REQUIRED WORK: Output every entry exactly as given.

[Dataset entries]
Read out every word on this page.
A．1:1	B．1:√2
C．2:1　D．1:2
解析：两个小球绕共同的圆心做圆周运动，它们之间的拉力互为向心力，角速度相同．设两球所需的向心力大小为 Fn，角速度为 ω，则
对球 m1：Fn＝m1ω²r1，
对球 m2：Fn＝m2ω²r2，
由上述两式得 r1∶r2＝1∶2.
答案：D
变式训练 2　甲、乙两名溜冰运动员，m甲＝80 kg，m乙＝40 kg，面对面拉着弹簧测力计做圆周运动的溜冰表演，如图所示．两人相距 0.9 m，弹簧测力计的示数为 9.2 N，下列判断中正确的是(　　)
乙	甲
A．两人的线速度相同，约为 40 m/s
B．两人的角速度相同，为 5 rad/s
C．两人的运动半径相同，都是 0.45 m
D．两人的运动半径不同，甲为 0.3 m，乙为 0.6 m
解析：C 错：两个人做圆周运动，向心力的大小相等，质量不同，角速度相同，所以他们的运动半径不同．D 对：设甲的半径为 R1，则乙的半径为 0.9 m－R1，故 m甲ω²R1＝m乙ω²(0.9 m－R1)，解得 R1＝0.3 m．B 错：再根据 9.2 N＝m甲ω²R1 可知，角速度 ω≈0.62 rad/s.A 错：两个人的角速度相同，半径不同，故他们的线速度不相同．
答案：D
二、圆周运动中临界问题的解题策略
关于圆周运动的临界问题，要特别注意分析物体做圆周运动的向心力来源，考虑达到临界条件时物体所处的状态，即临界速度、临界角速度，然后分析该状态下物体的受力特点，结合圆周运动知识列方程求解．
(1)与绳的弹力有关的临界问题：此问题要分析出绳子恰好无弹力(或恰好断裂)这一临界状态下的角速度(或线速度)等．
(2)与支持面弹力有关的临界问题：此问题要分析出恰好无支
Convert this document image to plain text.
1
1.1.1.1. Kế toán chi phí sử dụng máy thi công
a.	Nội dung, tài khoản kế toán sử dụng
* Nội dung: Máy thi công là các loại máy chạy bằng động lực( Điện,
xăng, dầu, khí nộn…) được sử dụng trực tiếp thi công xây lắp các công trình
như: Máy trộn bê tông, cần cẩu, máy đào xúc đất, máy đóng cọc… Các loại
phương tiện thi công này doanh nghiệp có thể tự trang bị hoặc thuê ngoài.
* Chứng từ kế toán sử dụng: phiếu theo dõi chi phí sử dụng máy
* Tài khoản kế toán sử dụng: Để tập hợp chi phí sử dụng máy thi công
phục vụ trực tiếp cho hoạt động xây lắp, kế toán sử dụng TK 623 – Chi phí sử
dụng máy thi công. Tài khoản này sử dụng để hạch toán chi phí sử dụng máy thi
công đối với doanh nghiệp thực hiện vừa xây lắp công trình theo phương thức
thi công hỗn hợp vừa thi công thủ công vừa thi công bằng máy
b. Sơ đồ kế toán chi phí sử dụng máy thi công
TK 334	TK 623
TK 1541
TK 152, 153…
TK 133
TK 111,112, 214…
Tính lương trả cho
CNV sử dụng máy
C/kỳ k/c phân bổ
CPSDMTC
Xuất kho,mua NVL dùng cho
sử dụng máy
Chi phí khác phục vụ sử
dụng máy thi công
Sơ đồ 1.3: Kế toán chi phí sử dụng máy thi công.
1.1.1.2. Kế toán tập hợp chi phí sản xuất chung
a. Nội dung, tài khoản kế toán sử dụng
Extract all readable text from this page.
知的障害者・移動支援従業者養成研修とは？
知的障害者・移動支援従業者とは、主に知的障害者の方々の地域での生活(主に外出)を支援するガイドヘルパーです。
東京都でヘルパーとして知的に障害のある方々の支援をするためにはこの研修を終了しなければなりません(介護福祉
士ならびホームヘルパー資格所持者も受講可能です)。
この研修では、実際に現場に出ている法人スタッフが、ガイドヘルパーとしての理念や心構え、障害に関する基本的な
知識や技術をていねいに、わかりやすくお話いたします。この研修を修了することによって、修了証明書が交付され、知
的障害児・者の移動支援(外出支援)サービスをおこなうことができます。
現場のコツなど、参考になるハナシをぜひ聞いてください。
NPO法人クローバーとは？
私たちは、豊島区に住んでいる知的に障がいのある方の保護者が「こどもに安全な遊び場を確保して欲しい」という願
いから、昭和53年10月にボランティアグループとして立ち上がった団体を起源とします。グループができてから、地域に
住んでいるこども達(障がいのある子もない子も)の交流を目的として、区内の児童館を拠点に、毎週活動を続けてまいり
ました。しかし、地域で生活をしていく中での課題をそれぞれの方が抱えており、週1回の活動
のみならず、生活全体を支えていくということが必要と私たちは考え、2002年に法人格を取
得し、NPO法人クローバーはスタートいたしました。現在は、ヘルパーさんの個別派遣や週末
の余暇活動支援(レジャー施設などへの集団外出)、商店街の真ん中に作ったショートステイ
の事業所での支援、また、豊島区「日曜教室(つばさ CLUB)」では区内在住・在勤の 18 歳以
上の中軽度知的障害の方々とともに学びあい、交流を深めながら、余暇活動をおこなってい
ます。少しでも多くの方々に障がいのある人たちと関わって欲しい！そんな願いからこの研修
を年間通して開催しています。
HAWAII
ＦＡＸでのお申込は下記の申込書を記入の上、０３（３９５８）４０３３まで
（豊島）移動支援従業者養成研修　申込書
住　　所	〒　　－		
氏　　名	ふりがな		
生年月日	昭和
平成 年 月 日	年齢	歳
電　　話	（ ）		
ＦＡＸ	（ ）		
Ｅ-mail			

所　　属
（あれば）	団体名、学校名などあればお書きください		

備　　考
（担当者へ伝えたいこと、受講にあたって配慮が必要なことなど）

WRITTEN SOLUTION:
Read out every word on this page.
A．1:1	B．1:√2
C．2:1　D．1:2
解析：两个小球绕共同的圆心做圆周运动，它们之间的拉力互为向心力，角速度相同．设两球所需的向心力大小为 Fn，角速度为 ω，则
对球 m1：Fn＝m1ω²r1，
对球 m2：Fn＝m2ω²r2，
由上述两式得 r1∶r2＝1∶2.
答案：D
变式训练 2　甲、乙两名溜冰运动员，m甲＝80 kg，m乙＝40 kg，面对面拉着弹簧测力计做圆周运动的溜冰表演，如图所示．两人相距 0.9 m，弹簧测力计的示数为 9.2 N，下列判断中正确的是(　　)
乙	甲
A．两人的线速度相同，约为 40 m/s
B．两人的角速度相同，为 5 rad/s
C．两人的运动半径相同，都是 0.45 m
D．两人的运动半径不同，甲为 0.3 m，乙为 0.6 m
解析：C 错：两个人做圆周运动，向心力的大小相等，质量不同，角速度相同，所以他们的运动半径不同．D 对：设甲的半径为 R1，则乙的半径为 0.9 m－R1，故 m甲ω²R1＝m乙ω²(0.9 m－R1)，解得 R1＝0.3 m．B 错：再根据 9.2 N＝m甲ω²R1 可知，角速度 ω≈0.62 rad/s.A 错：两个人的角速度相同，半径不同，故他们的线速度不相同．
答案：D
二、圆周运动中临界问题的解题策略
关于圆周运动的临界问题，要特别注意分析物体做圆周运动的向心力来源，考虑达到临界条件时物体所处的状态，即临界速度、临界角速度，然后分析该状态下物体的受力特点，结合圆周运动知识列方程求解．
(1)与绳的弹力有关的临界问题：此问题要分析出绳子恰好无弹力(或恰好断裂)这一临界状态下的角速度(或线速度)等．
(2)与支持面弹力有关的临界问题：此问题要分析出恰好无支
Convert this document image to plain text.
1
1.1.1.1. Kế toán chi phí sử dụng máy thi công
a.	Nội dung, tài khoản kế toán sử dụng
* Nội dung: Máy thi công là các loại máy chạy bằng động lực( Điện,
xăng, dầu, khí nộn…) được sử dụng trực tiếp thi công xây lắp các công trình
như: Máy trộn bê tông, cần cẩu, máy đào xúc đất, máy đóng cọc… Các loại
phương tiện thi công này doanh nghiệp có thể tự trang bị hoặc thuê ngoài.
* Chứng từ kế toán sử dụng: phiếu theo dõi chi phí sử dụng máy
* Tài khoản kế toán sử dụng: Để tập hợp chi phí sử dụng máy thi công
phục vụ trực tiếp cho hoạt động xây lắp, kế toán sử dụng TK 623 – Chi phí sử
dụng máy thi công. Tài khoản này sử dụng để hạch toán chi phí sử dụng máy thi
công đối với doanh nghiệp thực hiện vừa xây lắp công trình theo phương thức
thi công hỗn hợp vừa thi công thủ công vừa thi công bằng máy
b. Sơ đồ kế toán chi phí sử dụng máy thi công
TK 334	TK 623
TK 1541
TK 152, 153…
TK 133
TK 111,112, 214…
Tính lương trả cho
CNV sử dụng máy
C/kỳ k/c phân bổ
CPSDMTC
Xuất kho,mua NVL dùng cho
sử dụng máy
Chi phí khác phục vụ sử
dụng máy thi công
Sơ đồ 1.3: Kế toán chi phí sử dụng máy thi công.
1.1.1.2. Kế toán tập hợp chi phí sản xuất chung
a. Nội dung, tài khoản kế toán sử dụng
Extract all readable text from this page.
知的障害者・移動支援従業者養成研修とは？
知的障害者・移動支援従業者とは、主に知的障害者の方々の地域での生活(主に外出)を支援するガイドヘルパーです。
東京都でヘルパーとして知的に障害のある方々の支援をするためにはこの研修を終了しなければなりません(介護福祉
士ならびホームヘルパー資格所持者も受講可能です)。
この研修では、実際に現場に出ている法人スタッフが、ガイドヘルパーとしての理念や心構え、障害に関する基本的な
知識や技術をていねいに、わかりやすくお話いたします。この研修を修了することによって、修了証明書が交付され、知
的障害児・者の移動支援(外出支援)サービスをおこなうことができます。
現場のコツなど、参考になるハナシをぜひ聞いてください。
NPO法人クローバーとは？
私たちは、豊島区に住んでいる知的に障がいのある方の保護者が「こどもに安全な遊び場を確保して欲しい」という願
いから、昭和53年10月にボランティアグループとして立ち上がった団体を起源とします。グループができてから、地域に
住んでいるこども達(障がいのある子もない子も)の交流を目的として、区内の児童館を拠点に、毎週活動を続けてまいり
ました。しかし、地域で生活をしていく中での課題をそれぞれの方が抱えており、週1回の活動
のみならず、生活全体を支えていくということが必要と私たちは考え、2002年に法人格を取
得し、NPO法人クローバーはスタートいたしました。現在は、ヘルパーさんの個別派遣や週末
の余暇活動支援(レジャー施設などへの集団外出)、商店街の真ん中に作ったショートステイ
の事業所での支援、また、豊島区「日曜教室(つばさ CLUB)」では区内在住・在勤の 18 歳以
上の中軽度知的障害の方々とともに学びあい、交流を深めながら、余暇活動をおこなってい
ます。少しでも多くの方々に障がいのある人たちと関わって欲しい！そんな願いからこの研修
を年間通して開催しています。
HAWAII
ＦＡＸでのお申込は下記の申込書を記入の上、０３（３９５８）４０３３まで
（豊島）移動支援従業者養成研修　申込書
住　　所	〒　　－		
氏　　名	ふりがな		
生年月日	昭和
平成 年 月 日	年齢	歳
電　　話	（ ）		
ＦＡＸ	（ ）		
Ｅ-mail			

所　　属
（あれば）	団体名、学校名などあればお書きください		

備　　考
（担当者へ伝えたいこと、受講にあたって配慮が必要なことなど）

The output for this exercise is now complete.